Given task:
Could you copy out the rows below word for word, starting at the one that contains "watermark: Bai 经验" and stopping after the one that contains "annotation-arrow-mode [70, 427, 120, 494]"?

◇ ◇ ◇

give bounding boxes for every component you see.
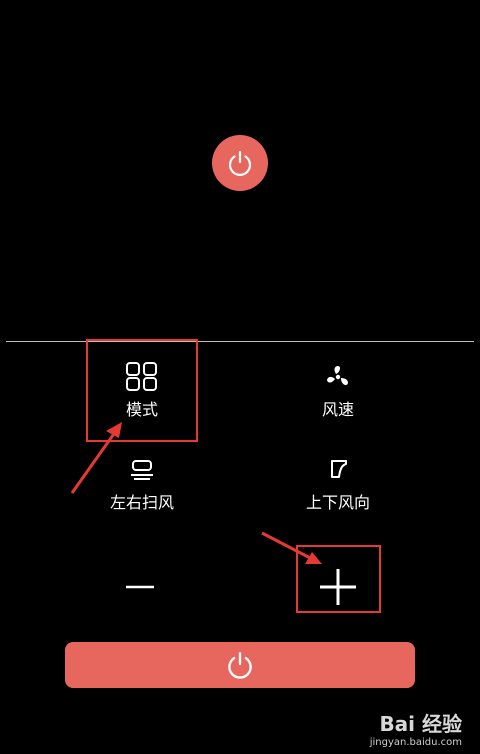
watermark: Bai 经验 jingyan.baidu.com [370, 708, 462, 748]
annotation-arrows [70, 422, 322, 564]
watermark-url: jingyan.baidu.com [369, 737, 462, 748]
watermark-logo: Bai 经验 [379, 712, 462, 736]
annotation-arrow-mode [70, 427, 120, 494]
annotation-arrow-plus [261, 531, 317, 563]
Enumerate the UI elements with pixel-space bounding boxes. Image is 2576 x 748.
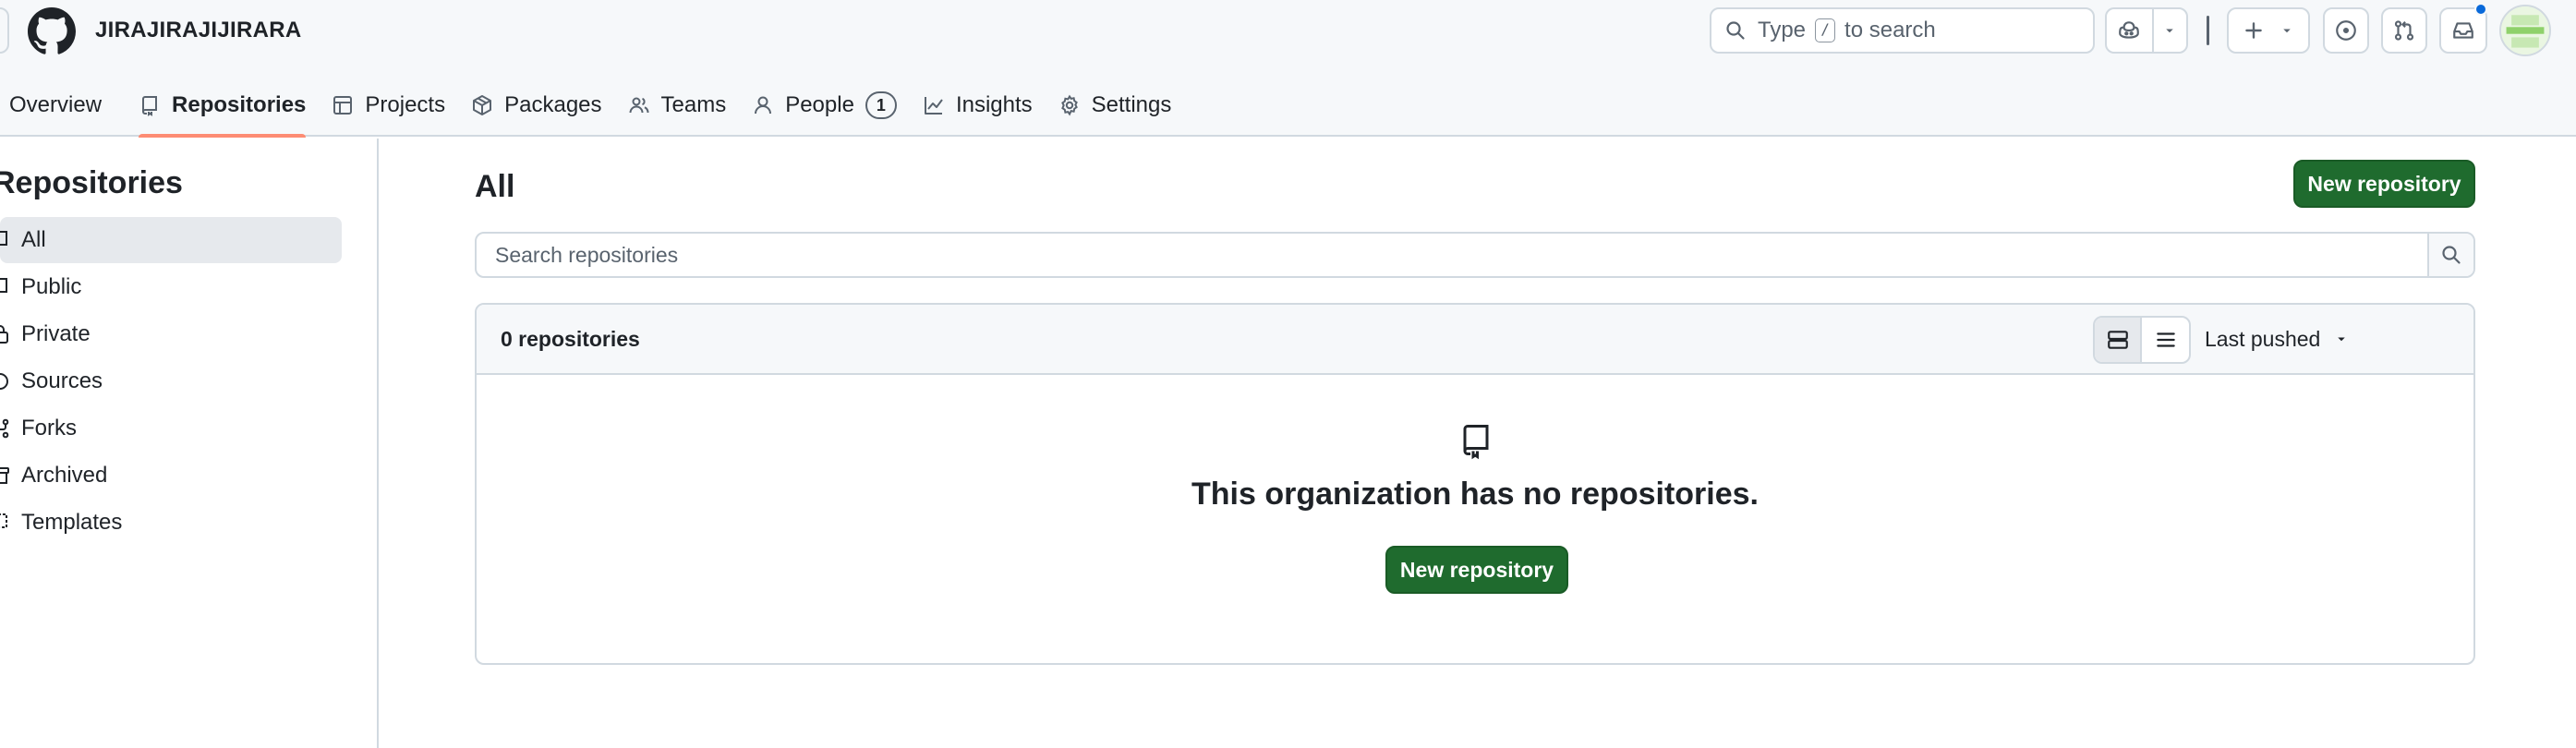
tab-repositories[interactable]: Repositories <box>126 74 319 138</box>
people-icon <box>629 97 649 114</box>
card-view-button[interactable] <box>2095 318 2143 362</box>
notification-indicator <box>2474 3 2487 16</box>
org-nav: Overview Repositories Projects Packages … <box>0 74 1185 138</box>
issue-opened-icon <box>2336 20 2356 41</box>
repo-search-bar <box>475 232 2475 278</box>
sort-label: Last pushed <box>2205 326 2321 351</box>
repo-template-icon <box>0 513 7 528</box>
code-icon <box>0 373 8 390</box>
triangle-down-icon <box>2283 29 2291 33</box>
sidebar-item-archived[interactable]: Archived <box>0 452 342 499</box>
tab-label: Packages <box>504 92 602 117</box>
sidebar-item-label: Templates <box>21 510 123 535</box>
search-hint-before: Type <box>1758 18 1807 42</box>
org-name[interactable]: JIRAJIRAJIJIRARA <box>95 16 302 45</box>
person-icon <box>755 96 772 115</box>
header-divider <box>2207 16 2209 45</box>
issues-button[interactable] <box>2323 7 2369 54</box>
sort-dropdown[interactable]: Last pushed <box>2170 321 2350 356</box>
search-hint-after: to search <box>1844 18 1936 42</box>
repo-count: 0 repositories <box>501 327 640 351</box>
sidebar-item-label: Public <box>21 274 82 299</box>
tab-label: Insights <box>955 92 1033 117</box>
copilot-button[interactable] <box>2107 9 2154 52</box>
archive-icon <box>0 467 9 484</box>
user-avatar[interactable] <box>2499 5 2551 56</box>
view-toggle <box>2093 316 2191 364</box>
tab-settings[interactable]: Settings <box>1046 74 1185 137</box>
tab-people[interactable]: People 1 <box>739 74 910 137</box>
tab-label: Settings <box>1091 92 1172 117</box>
sidebar-item-label: Private <box>21 321 91 346</box>
repo-icon <box>0 278 7 293</box>
sidebar-item-forks[interactable]: Forks <box>0 405 342 452</box>
tab-teams[interactable]: Teams <box>615 74 740 137</box>
global-search[interactable]: Type / to search <box>1710 7 2095 54</box>
sidebar-item-label: All <box>21 227 46 252</box>
tab-label: People <box>785 92 854 117</box>
package-icon <box>473 95 492 115</box>
copilot-icon <box>2119 21 2140 39</box>
repo-list-header: 0 repositories Last pushed <box>477 305 2473 375</box>
triangle-down-icon <box>2338 337 2346 342</box>
sidebar-item-label: Archived <box>21 463 108 488</box>
search-icon <box>2442 246 2461 264</box>
search-shortcut-key: / <box>1815 18 1836 42</box>
app-root: JIRAJIRAJIJIRARA Type / to search Overvi… <box>0 0 2576 748</box>
sidebar-item-sources[interactable]: Sources <box>0 358 342 404</box>
tab-projects[interactable]: Projects <box>319 74 458 137</box>
repo-icon <box>142 96 158 116</box>
sidebar-item-templates[interactable]: Templates <box>0 500 342 546</box>
repo-icon <box>1463 425 1489 460</box>
table-icon <box>333 96 353 115</box>
empty-state-message: This organization has no repositories. <box>1191 477 1759 512</box>
repositories-sidebar: Repositories All Public Private Sources … <box>0 139 379 748</box>
new-repository-button[interactable]: New repository <box>2293 160 2475 208</box>
copilot-button-group <box>2105 7 2188 54</box>
triangle-down-icon <box>2166 29 2174 33</box>
tab-label: Projects <box>365 92 446 117</box>
list-view-button[interactable] <box>2142 318 2189 362</box>
gear-icon <box>1060 94 1078 116</box>
empty-state-new-repository-button[interactable]: New repository <box>1385 546 1568 594</box>
tab-insights[interactable]: Insights <box>910 74 1046 137</box>
github-logo-icon[interactable] <box>28 7 76 55</box>
tab-packages[interactable]: Packages <box>458 74 614 137</box>
repo-search-input[interactable] <box>477 234 2427 276</box>
sidebar-item-label: Forks <box>21 416 77 440</box>
copilot-dropdown-button[interactable] <box>2154 9 2186 52</box>
repo-filter-list: All Public Private Sources Forks Archive… <box>0 217 342 547</box>
identicon-icon <box>2501 6 2549 54</box>
org-header: JIRAJIRAJIJIRARA Type / to search Overvi… <box>0 0 2576 138</box>
repo-search-button[interactable] <box>2427 234 2473 276</box>
plus-icon <box>2245 22 2262 39</box>
sidebar-item-public[interactable]: Public <box>0 264 342 310</box>
git-pull-request-icon <box>2394 20 2414 41</box>
repo-icon <box>0 231 7 246</box>
search-icon <box>1726 21 1745 40</box>
menu-button[interactable] <box>0 7 9 54</box>
tab-overview[interactable]: Overview <box>0 74 115 137</box>
tab-label: Overview <box>9 92 103 117</box>
inbox-icon <box>2453 22 2473 39</box>
lock-icon <box>0 325 8 344</box>
sidebar-item-private[interactable]: Private <box>0 311 342 357</box>
create-new-button[interactable] <box>2227 7 2310 54</box>
rows-icon <box>2107 331 2128 349</box>
repo-forked-icon <box>0 418 9 439</box>
tab-label: Teams <box>660 92 727 117</box>
list-unordered-icon <box>2156 332 2175 347</box>
page-title: All <box>475 169 515 204</box>
graph-icon <box>924 97 943 115</box>
sidebar-title: Repositories <box>0 165 183 200</box>
sidebar-item-all[interactable]: All <box>0 217 342 263</box>
tab-label: Repositories <box>172 92 307 117</box>
repo-list-box: 0 repositories Last pushed This organiza… <box>475 303 2475 665</box>
pull-requests-button[interactable] <box>2381 7 2427 54</box>
people-count-badge: 1 <box>865 91 897 119</box>
sidebar-item-label: Sources <box>21 368 103 393</box>
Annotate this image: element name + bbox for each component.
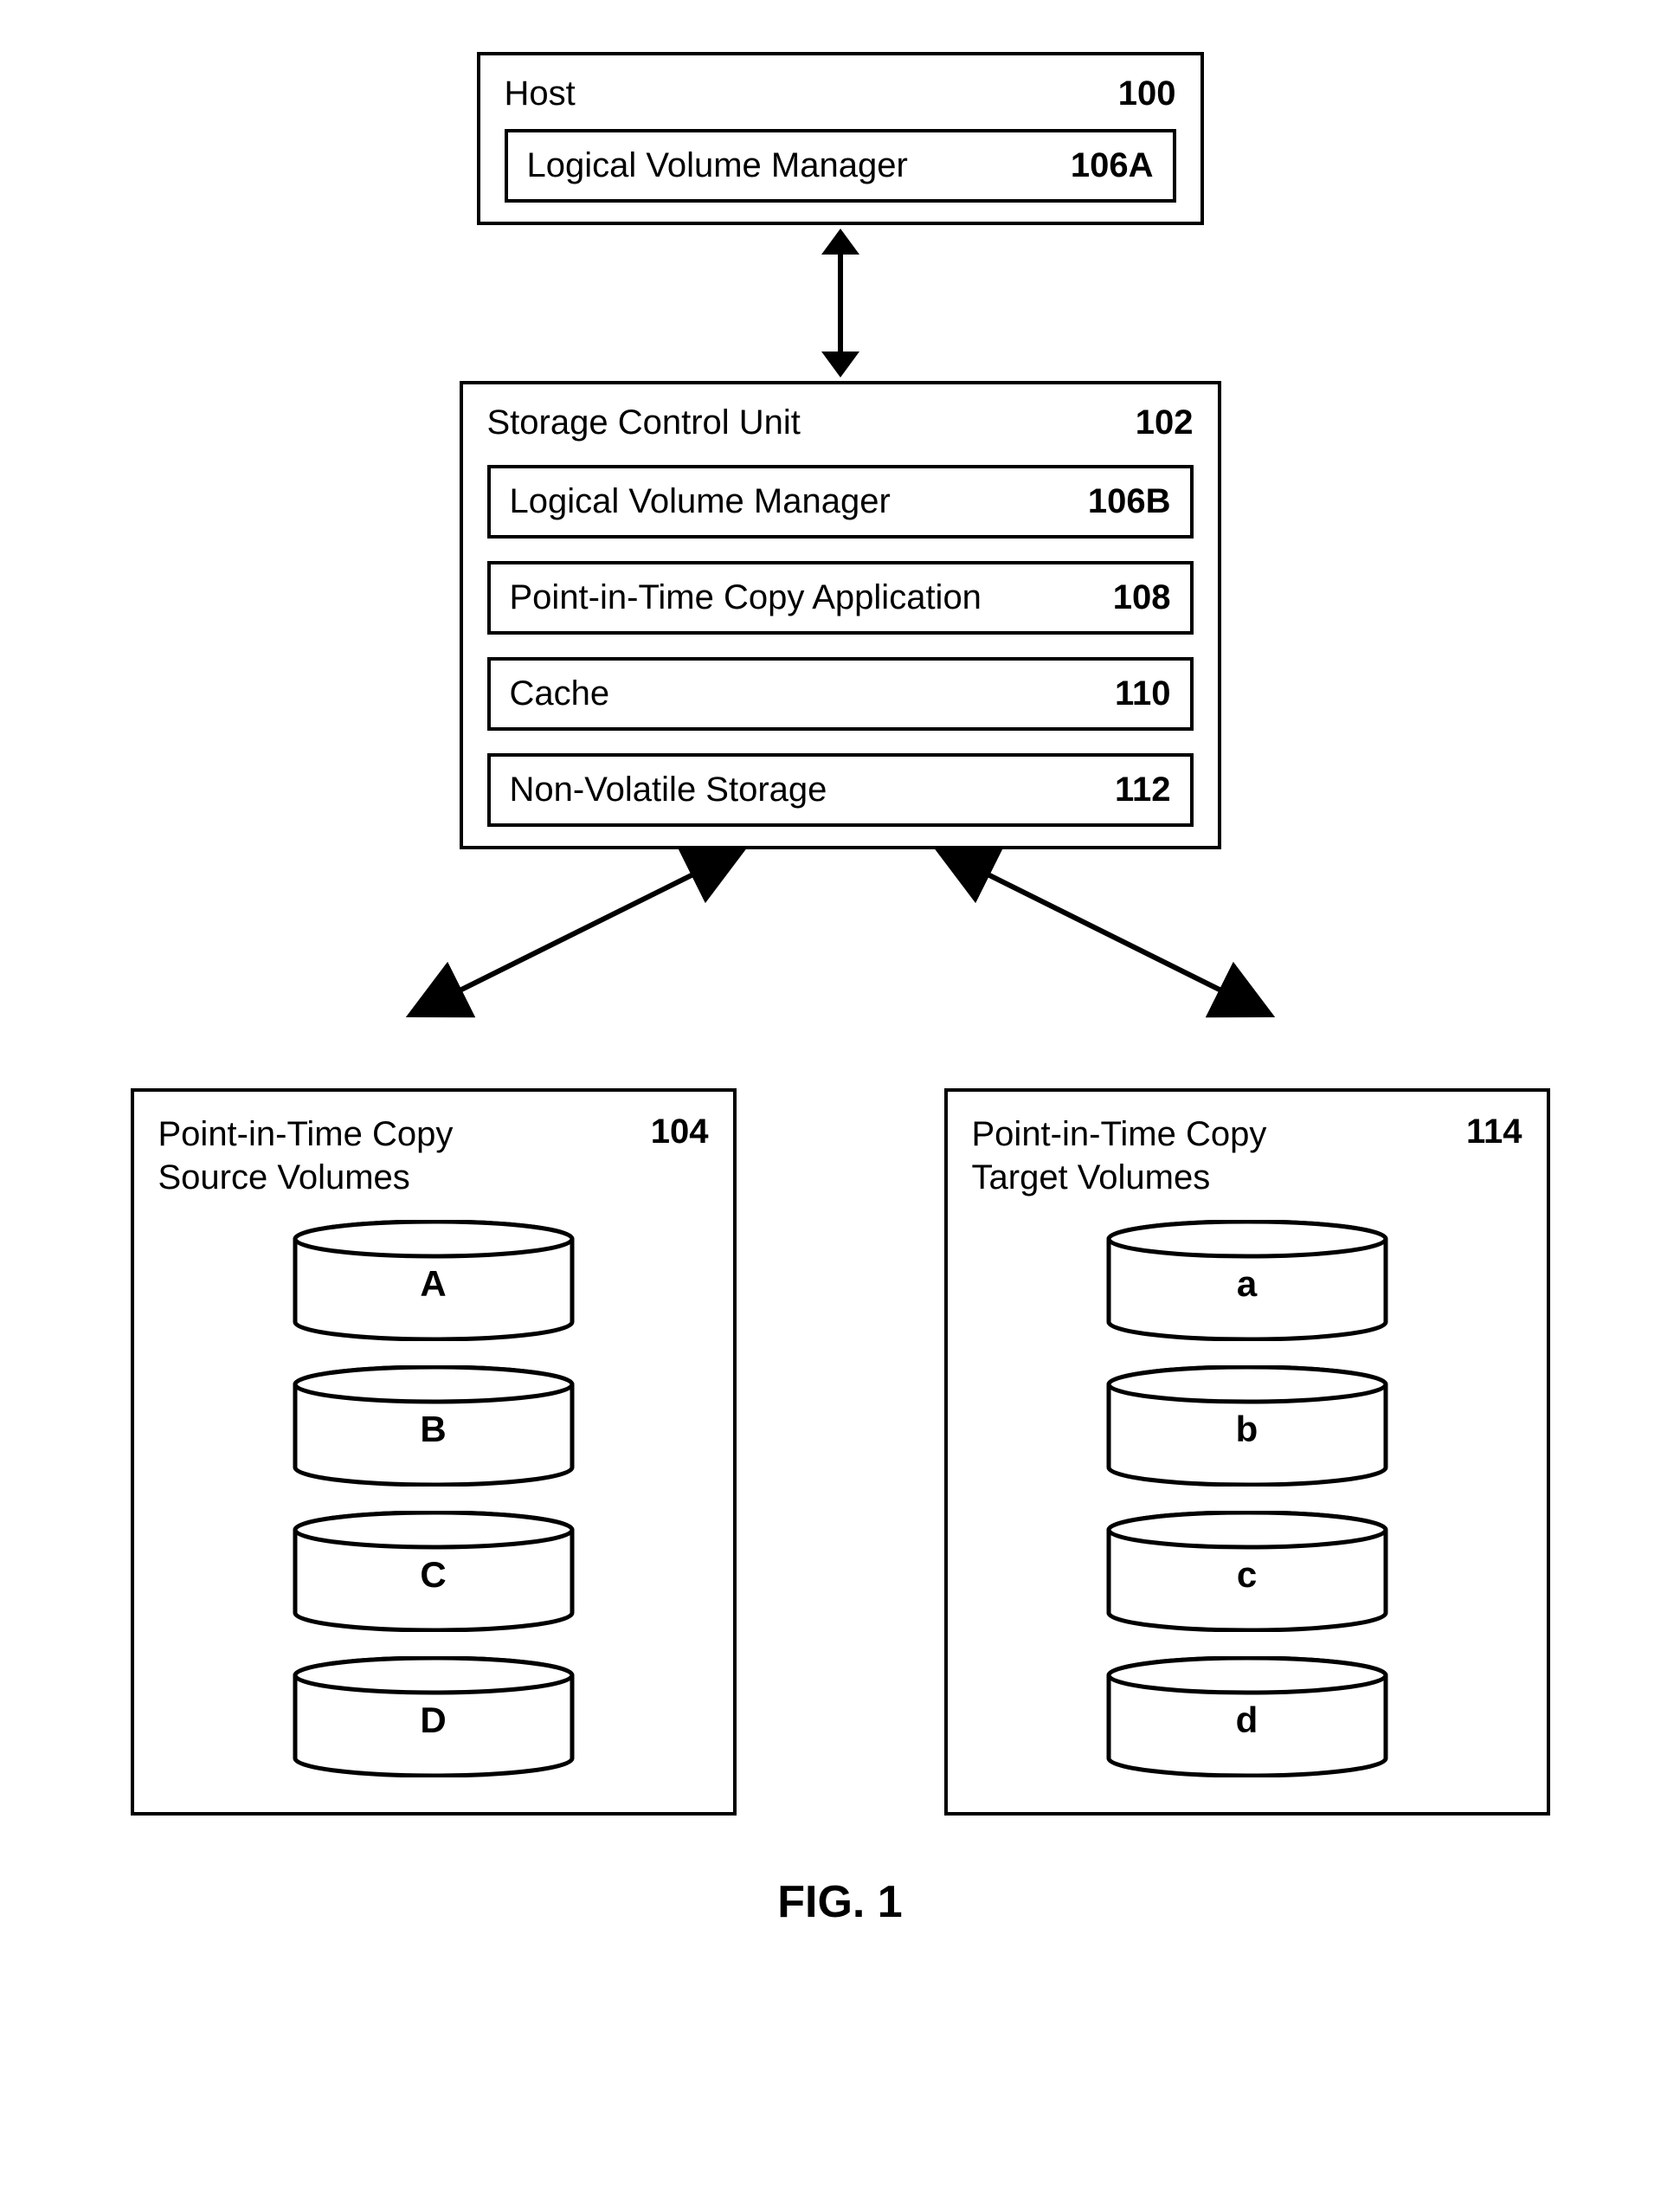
scu-pit-ref: 108 [1113, 578, 1171, 617]
target-volume-c-label: c [1237, 1554, 1257, 1596]
host-header: Host 100 [505, 74, 1176, 113]
source-volume-a: A [291, 1220, 576, 1341]
source-title: Point-in-Time Copy Source Volumes [158, 1113, 544, 1199]
scu-nvs-label: Non-Volatile Storage [510, 771, 827, 809]
target-volume-c: c [1104, 1511, 1390, 1632]
source-volume-c: C [291, 1511, 576, 1632]
source-volume-d: D [291, 1656, 576, 1777]
source-volumes-box: Point-in-Time Copy Source Volumes 104 A [131, 1088, 737, 1816]
host-lvm-label: Logical Volume Manager [527, 146, 908, 185]
host-box: Host 100 Logical Volume Manager 106A [477, 52, 1204, 225]
scu-lvm-label: Logical Volume Manager [510, 482, 891, 521]
arrows-scu-to-volumes [235, 846, 1446, 1019]
scu-nvs-ref: 112 [1115, 771, 1171, 809]
scu-label: Storage Control Unit [487, 403, 801, 442]
figure-label: FIG. 1 [777, 1876, 902, 1928]
scu-ref: 102 [1136, 403, 1194, 442]
scu-cache-ref: 110 [1115, 674, 1171, 713]
source-stack: A B C [158, 1220, 709, 1777]
target-volumes-box: Point-in-Time Copy Target Volumes 114 a [944, 1088, 1550, 1816]
target-volume-d: d [1104, 1656, 1390, 1777]
volume-groups-row: Point-in-Time Copy Source Volumes 104 A [35, 1088, 1645, 1816]
source-volume-c-label: C [420, 1554, 446, 1596]
target-volume-a-label: a [1237, 1263, 1257, 1305]
scu-lvm-box: Logical Volume Manager 106B [487, 465, 1194, 539]
source-volume-b: B [291, 1365, 576, 1487]
source-ref: 104 [651, 1113, 709, 1151]
scu-header: Storage Control Unit 102 [487, 403, 1194, 442]
scu-cache-label: Cache [510, 674, 610, 713]
scu-nvs-box: Non-Volatile Storage 112 [487, 753, 1194, 827]
host-ref: 100 [1118, 74, 1176, 113]
scu-pit-label: Point-in-Time Copy Application [510, 578, 982, 617]
target-header: Point-in-Time Copy Target Volumes 114 [972, 1113, 1522, 1199]
scu-box: Storage Control Unit 102 Logical Volume … [460, 381, 1221, 849]
host-lvm-ref: 106A [1071, 146, 1154, 185]
target-volume-d-label: d [1236, 1700, 1258, 1741]
host-label: Host [505, 74, 576, 113]
source-volume-a-label: A [420, 1263, 446, 1305]
source-volume-b-label: B [420, 1409, 446, 1450]
source-header: Point-in-Time Copy Source Volumes 104 [158, 1113, 709, 1199]
target-title: Point-in-Time Copy Target Volumes [972, 1113, 1357, 1199]
host-lvm-box: Logical Volume Manager 106A [505, 129, 1176, 203]
target-volume-b: b [1104, 1365, 1390, 1487]
scu-cache-box: Cache 110 [487, 657, 1194, 731]
scu-lvm-ref: 106B [1088, 482, 1171, 521]
target-volume-a: a [1104, 1220, 1390, 1341]
target-stack: a b c [972, 1220, 1522, 1777]
source-volume-d-label: D [420, 1700, 446, 1741]
diagram-canvas: Host 100 Logical Volume Manager 106A Sto… [35, 52, 1645, 1928]
arrow-host-scu [834, 234, 846, 372]
target-volume-b-label: b [1236, 1409, 1258, 1450]
scu-pit-box: Point-in-Time Copy Application 108 [487, 561, 1194, 635]
target-ref: 114 [1466, 1113, 1522, 1151]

◇ ◇ ◇

Problem solution:
watermark: Bai 经验 jingyan.baidu.com [370, 708, 462, 748]
annotation-arrows [70, 422, 322, 564]
watermark-url: jingyan.baidu.com [369, 737, 462, 748]
watermark-logo: Bai 经验 [379, 712, 462, 736]
annotation-arrow-mode [70, 427, 120, 494]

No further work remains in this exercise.